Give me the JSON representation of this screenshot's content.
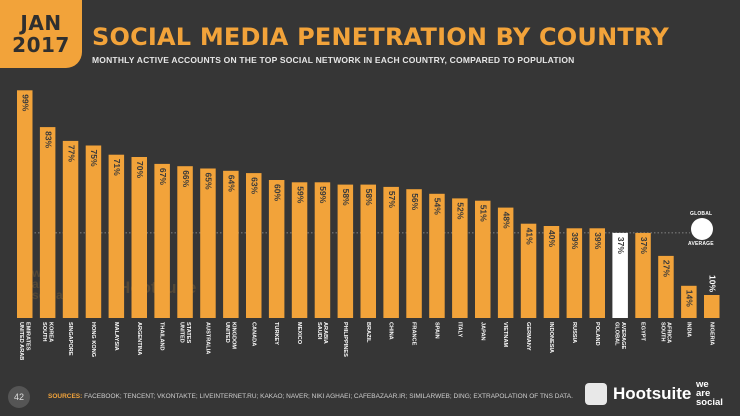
{
  "header": {
    "badge_month": "JAN",
    "badge_year": "2017",
    "title": "SOCIAL MEDIA PENETRATION BY COUNTRY",
    "subtitle": "MONTHLY ACTIVE ACCOUNTS ON THE TOP SOCIAL NETWORK IN EACH COUNTRY, COMPARED TO POPULATION"
  },
  "footer": {
    "page_number": "42",
    "sources_label": "SOURCES:",
    "sources_text": "FACEBOOK; TENCENT; VKONTAKTE; LIVEINTERNET.RU; KAKAO; NAVER; NIKI AGHAEI; CAFEBAZAAR.IR; SIMILARWEB; DING; EXTRAPOLATION OF TNS DATA.",
    "hootsuite": "Hootsuite",
    "we_are_social": [
      "we",
      "are",
      "social"
    ]
  },
  "watermark": {
    "left": [
      "we",
      "are",
      "social"
    ],
    "right": "Hootsuite"
  },
  "global_marker": {
    "top": "GLOBAL",
    "bottom": "AVERAGE"
  },
  "colors": {
    "background": "#363636",
    "bar": "#f2a33a",
    "highlight": "#ffffff",
    "label_light": "#ffffff",
    "label_dark": "#3a3a3a"
  },
  "chart_data": {
    "type": "bar",
    "categories": [
      [
        "UNITED ARAB",
        "EMIRATES"
      ],
      [
        "SOUTH",
        "KOREA"
      ],
      [
        "SINGAPORE"
      ],
      [
        "HONG KONG"
      ],
      [
        "MALAYSIA"
      ],
      [
        "ARGENTINA"
      ],
      [
        "THAILAND"
      ],
      [
        "UNITED",
        "STATES"
      ],
      [
        "AUSTRALIA"
      ],
      [
        "UNITED",
        "KINGDOM"
      ],
      [
        "CANADA"
      ],
      [
        "TURKEY"
      ],
      [
        "MEXICO"
      ],
      [
        "SAUDI",
        "ARABIA"
      ],
      [
        "PHILIPPINES"
      ],
      [
        "BRAZIL"
      ],
      [
        "CHINA"
      ],
      [
        "FRANCE"
      ],
      [
        "SPAIN"
      ],
      [
        "ITALY"
      ],
      [
        "JAPAN"
      ],
      [
        "VIETNAM"
      ],
      [
        "GERMANY"
      ],
      [
        "INDONESIA"
      ],
      [
        "RUSSIA"
      ],
      [
        "POLAND"
      ],
      [
        "GLOBAL",
        "AVERAGE"
      ],
      [
        "EGYPT"
      ],
      [
        "SOUTH",
        "AFRICA"
      ],
      [
        "INDIA"
      ],
      [
        "NIGERIA"
      ]
    ],
    "values": [
      99,
      83,
      77,
      75,
      71,
      70,
      67,
      66,
      65,
      64,
      63,
      60,
      59,
      59,
      58,
      58,
      57,
      56,
      54,
      52,
      51,
      48,
      41,
      40,
      39,
      39,
      37,
      37,
      27,
      14,
      10
    ],
    "value_labels": [
      "99%",
      "83%",
      "77%",
      "75%",
      "71%",
      "70%",
      "67%",
      "66%",
      "65%",
      "64%",
      "63%",
      "60%",
      "59%",
      "59%",
      "58%",
      "58%",
      "57%",
      "56%",
      "54%",
      "52%",
      "51%",
      "48%",
      "41%",
      "40%",
      "39%",
      "39%",
      "37%",
      "37%",
      "27%",
      "14%",
      "10%"
    ],
    "highlight_index": 26,
    "reference_line": 37,
    "ylim": [
      0,
      100
    ],
    "xlabel": "",
    "ylabel": ""
  }
}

== == ==

*Instruction*
Go through the listing above and report how many of its lines contain the word "COUNTRY", with only the number as output.

*Solution below*
2